***** EXTRACTED MATERIAL

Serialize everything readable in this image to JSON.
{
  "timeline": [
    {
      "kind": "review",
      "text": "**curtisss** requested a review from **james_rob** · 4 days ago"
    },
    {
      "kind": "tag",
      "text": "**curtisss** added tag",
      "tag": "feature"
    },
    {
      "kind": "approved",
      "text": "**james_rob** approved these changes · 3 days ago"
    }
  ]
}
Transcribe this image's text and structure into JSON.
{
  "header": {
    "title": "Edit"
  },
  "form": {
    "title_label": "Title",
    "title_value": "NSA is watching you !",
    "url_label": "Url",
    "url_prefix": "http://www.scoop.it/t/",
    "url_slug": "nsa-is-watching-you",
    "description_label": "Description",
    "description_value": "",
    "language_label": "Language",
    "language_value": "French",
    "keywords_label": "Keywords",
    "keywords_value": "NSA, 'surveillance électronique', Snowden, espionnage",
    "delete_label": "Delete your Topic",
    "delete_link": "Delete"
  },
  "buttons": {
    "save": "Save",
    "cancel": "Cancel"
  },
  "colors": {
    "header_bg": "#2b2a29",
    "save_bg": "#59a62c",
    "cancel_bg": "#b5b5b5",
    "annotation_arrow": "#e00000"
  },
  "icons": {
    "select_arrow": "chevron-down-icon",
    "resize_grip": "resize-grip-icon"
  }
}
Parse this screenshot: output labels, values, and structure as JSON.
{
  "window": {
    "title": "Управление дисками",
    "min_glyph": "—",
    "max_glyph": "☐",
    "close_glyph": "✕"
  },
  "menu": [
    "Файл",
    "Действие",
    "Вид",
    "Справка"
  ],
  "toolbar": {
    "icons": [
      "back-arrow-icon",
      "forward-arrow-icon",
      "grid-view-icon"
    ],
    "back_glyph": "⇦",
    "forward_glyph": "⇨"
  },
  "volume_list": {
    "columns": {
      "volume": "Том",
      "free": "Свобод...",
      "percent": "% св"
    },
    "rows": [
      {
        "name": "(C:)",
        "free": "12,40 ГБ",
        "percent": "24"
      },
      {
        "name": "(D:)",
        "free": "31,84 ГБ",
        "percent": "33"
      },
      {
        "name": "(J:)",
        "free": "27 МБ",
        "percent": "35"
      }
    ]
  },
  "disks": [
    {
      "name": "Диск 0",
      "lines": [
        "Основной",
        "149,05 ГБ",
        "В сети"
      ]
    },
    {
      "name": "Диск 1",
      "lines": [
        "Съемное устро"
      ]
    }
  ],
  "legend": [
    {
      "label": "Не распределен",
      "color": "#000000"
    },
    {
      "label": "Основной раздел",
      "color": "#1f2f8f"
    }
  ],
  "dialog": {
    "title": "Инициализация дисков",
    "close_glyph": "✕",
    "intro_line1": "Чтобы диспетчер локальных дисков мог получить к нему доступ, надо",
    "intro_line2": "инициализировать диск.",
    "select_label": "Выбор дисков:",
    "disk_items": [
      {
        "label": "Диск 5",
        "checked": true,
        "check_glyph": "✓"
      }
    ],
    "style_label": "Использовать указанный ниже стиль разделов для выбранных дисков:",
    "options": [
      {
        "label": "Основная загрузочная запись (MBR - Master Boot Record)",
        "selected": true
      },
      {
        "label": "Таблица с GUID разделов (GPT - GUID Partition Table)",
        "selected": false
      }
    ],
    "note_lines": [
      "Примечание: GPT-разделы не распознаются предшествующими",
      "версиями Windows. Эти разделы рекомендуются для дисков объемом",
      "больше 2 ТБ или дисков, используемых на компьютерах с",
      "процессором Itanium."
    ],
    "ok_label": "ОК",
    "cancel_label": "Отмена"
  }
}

**********

• REQUIRED WORK
Go through the listing and print each line exactly as it appears.

• TASK ANSWER
Serialize everything readable in this image to JSON.
{
  "timeline": [
    {
      "kind": "review",
      "text": "**curtisss** requested a review from **james_rob** · 4 days ago"
    },
    {
      "kind": "tag",
      "text": "**curtisss** added tag",
      "tag": "feature"
    },
    {
      "kind": "approved",
      "text": "**james_rob** approved these changes · 3 days ago"
    }
  ]
}
Transcribe this image's text and structure into JSON.
{
  "header": {
    "title": "Edit"
  },
  "form": {
    "title_label": "Title",
    "title_value": "NSA is watching you !",
    "url_label": "Url",
    "url_prefix": "http://www.scoop.it/t/",
    "url_slug": "nsa-is-watching-you",
    "description_label": "Description",
    "description_value": "",
    "language_label": "Language",
    "language_value": "French",
    "keywords_label": "Keywords",
    "keywords_value": "NSA, 'surveillance électronique', Snowden, espionnage",
    "delete_label": "Delete your Topic",
    "delete_link": "Delete"
  },
  "buttons": {
    "save": "Save",
    "cancel": "Cancel"
  },
  "colors": {
    "header_bg": "#2b2a29",
    "save_bg": "#59a62c",
    "cancel_bg": "#b5b5b5",
    "annotation_arrow": "#e00000"
  },
  "icons": {
    "select_arrow": "chevron-down-icon",
    "resize_grip": "resize-grip-icon"
  }
}
Parse this screenshot: output labels, values, and structure as JSON.
{
  "window": {
    "title": "Управление дисками",
    "min_glyph": "—",
    "max_glyph": "☐",
    "close_glyph": "✕"
  },
  "menu": [
    "Файл",
    "Действие",
    "Вид",
    "Справка"
  ],
  "toolbar": {
    "icons": [
      "back-arrow-icon",
      "forward-arrow-icon",
      "grid-view-icon"
    ],
    "back_glyph": "⇦",
    "forward_glyph": "⇨"
  },
  "volume_list": {
    "columns": {
      "volume": "Том",
      "free": "Свобод...",
      "percent": "% св"
    },
    "rows": [
      {
        "name": "(C:)",
        "free": "12,40 ГБ",
        "percent": "24"
      },
      {
        "name": "(D:)",
        "free": "31,84 ГБ",
        "percent": "33"
      },
      {
        "name": "(J:)",
        "free": "27 МБ",
        "percent": "35"
      }
    ]
  },
  "disks": [
    {
      "name": "Диск 0",
      "lines": [
        "Основной",
        "149,05 ГБ",
        "В сети"
      ]
    },
    {
      "name": "Диск 1",
      "lines": [
        "Съемное устро"
      ]
    }
  ],
  "legend": [
    {
      "label": "Не распределен",
      "color": "#000000"
    },
    {
      "label": "Основной раздел",
      "color": "#1f2f8f"
    }
  ],
  "dialog": {
    "title": "Инициализация дисков",
    "close_glyph": "✕",
    "intro_line1": "Чтобы диспетчер локальных дисков мог получить к нему доступ, надо",
    "intro_line2": "инициализировать диск.",
    "select_label": "Выбор дисков:",
    "disk_items": [
      {
        "label": "Диск 5",
        "checked": true,
        "check_glyph": "✓"
      }
    ],
    "style_label": "Использовать указанный ниже стиль разделов для выбранных дисков:",
    "options": [
      {
        "label": "Основная загрузочная запись (MBR - Master Boot Record)",
        "selected": true
      },
      {
        "label": "Таблица с GUID разделов (GPT - GUID Partition Table)",
        "selected": false
      }
    ],
    "note_lines": [
      "Примечание: GPT-разделы не распознаются предшествующими",
      "версиями Windows. Эти разделы рекомендуются для дисков объемом",
      "больше 2 ТБ или дисков, используемых на компьютерах с",
      "процессором Itanium."
    ],
    "ok_label": "ОК",
    "cancel_label": "Отмена"
  }
}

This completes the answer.